• SHORT EXERCISE: Copy out the listing in full, exactly as written, but not its pictures.

[Dataset records]
======

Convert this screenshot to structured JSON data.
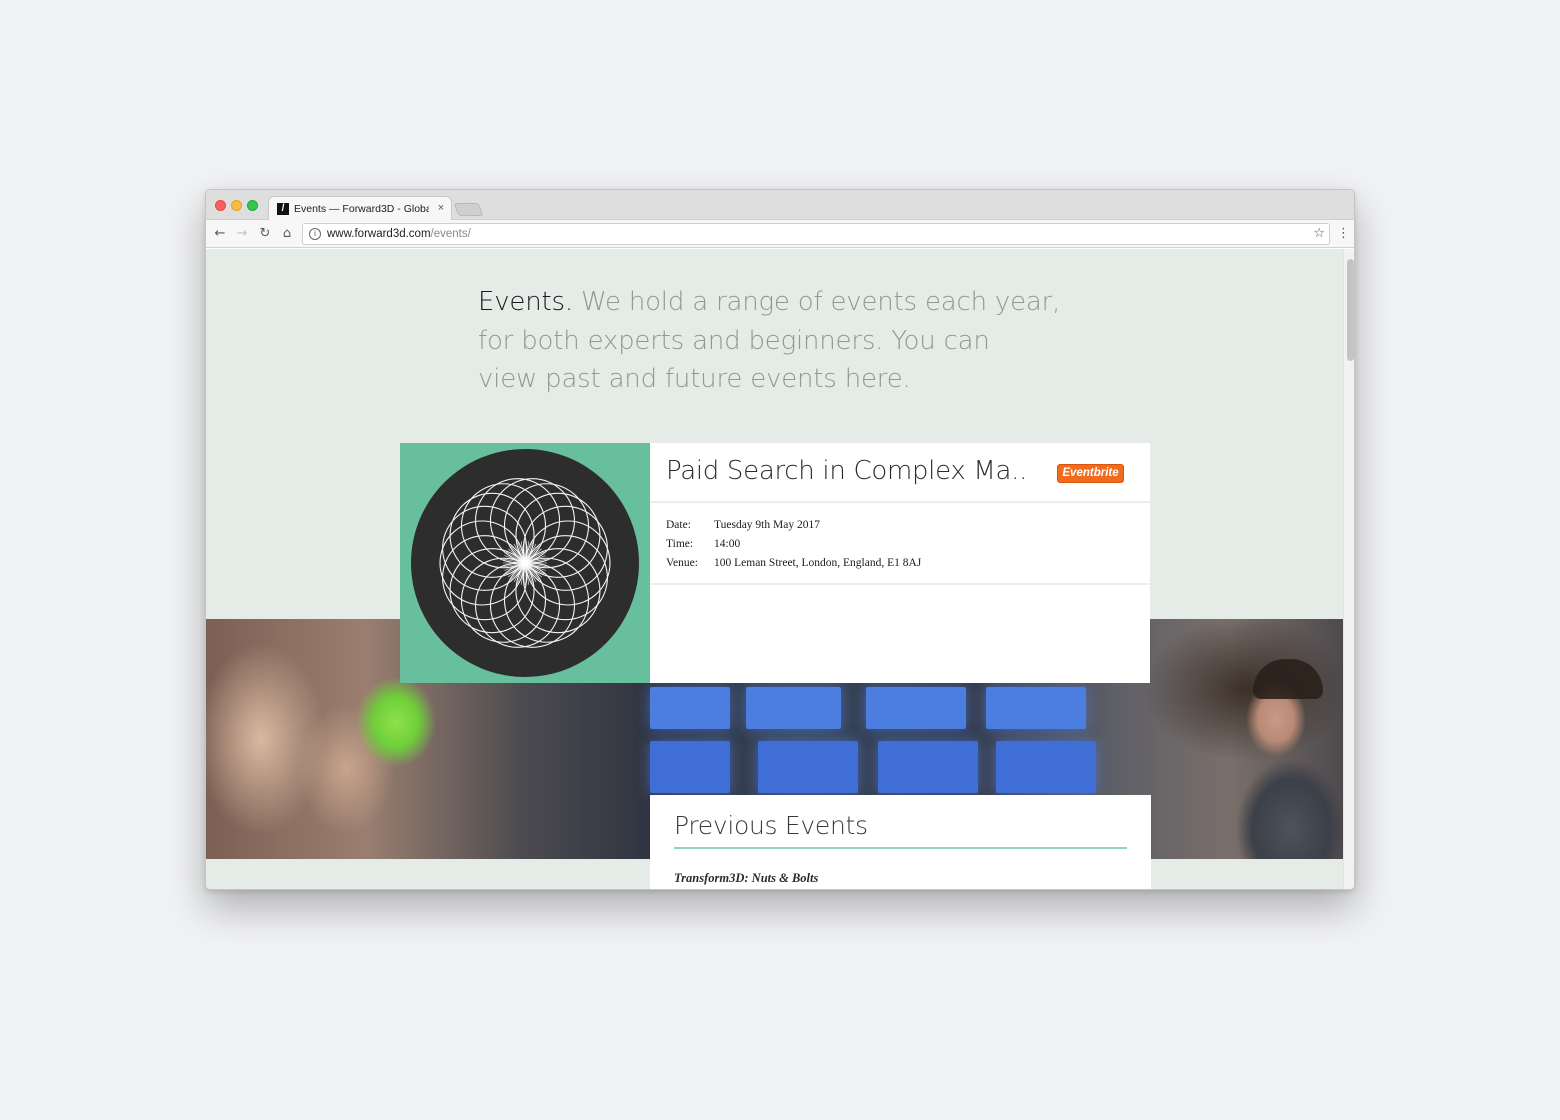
{
  "browser": {
    "tab_title": "Events — Forward3D - Global",
    "tab_close": "×",
    "favicon_glyph": "/",
    "url_host": "www.forward3d.com",
    "url_path": "/events/",
    "info_glyph": "i",
    "icons": {
      "back": "←",
      "forward": "→",
      "reload": "↻",
      "home": "⌂",
      "star": "☆",
      "menu": "⋮"
    }
  },
  "intro": {
    "title": "Events.",
    "line1_rest": " We hold a range of events each year,",
    "line2": "for both experts and beginners.  You can",
    "line3": "view past and future events here."
  },
  "event": {
    "title": "Paid Search in Complex Ma..",
    "badge": "Eventbrite",
    "art_background": "#68bf9d",
    "art_circle": "#2d2d2d",
    "details": [
      {
        "label": "Date:",
        "value": "Tuesday 9th May 2017"
      },
      {
        "label": "Time:",
        "value": "14:00"
      },
      {
        "label": "Venue:",
        "value": "100 Leman Street, London, England, E1 8AJ"
      }
    ]
  },
  "previous": {
    "heading": "Previous Events",
    "items": [
      "Transform3D: Nuts & Bolts"
    ]
  },
  "colors": {
    "accent_green": "#68bf9d",
    "badge_orange": "#f26a1b",
    "page_background": "#e5ebe7"
  }
}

======

• SOLVED EXERCISE:
Convert this screenshot to structured JSON data.
{
  "browser": {
    "tab_title": "Events — Forward3D - Global",
    "tab_close": "×",
    "favicon_glyph": "/",
    "url_host": "www.forward3d.com",
    "url_path": "/events/",
    "info_glyph": "i",
    "icons": {
      "back": "←",
      "forward": "→",
      "reload": "↻",
      "home": "⌂",
      "star": "☆",
      "menu": "⋮"
    }
  },
  "intro": {
    "title": "Events.",
    "line1_rest": " We hold a range of events each year,",
    "line2": "for both experts and beginners.  You can",
    "line3": "view past and future events here."
  },
  "event": {
    "title": "Paid Search in Complex Ma..",
    "badge": "Eventbrite",
    "art_background": "#68bf9d",
    "art_circle": "#2d2d2d",
    "details": [
      {
        "label": "Date:",
        "value": "Tuesday 9th May 2017"
      },
      {
        "label": "Time:",
        "value": "14:00"
      },
      {
        "label": "Venue:",
        "value": "100 Leman Street, London, England, E1 8AJ"
      }
    ]
  },
  "previous": {
    "heading": "Previous Events",
    "items": [
      "Transform3D: Nuts & Bolts"
    ]
  },
  "colors": {
    "accent_green": "#68bf9d",
    "badge_orange": "#f26a1b",
    "page_background": "#e5ebe7"
  }
}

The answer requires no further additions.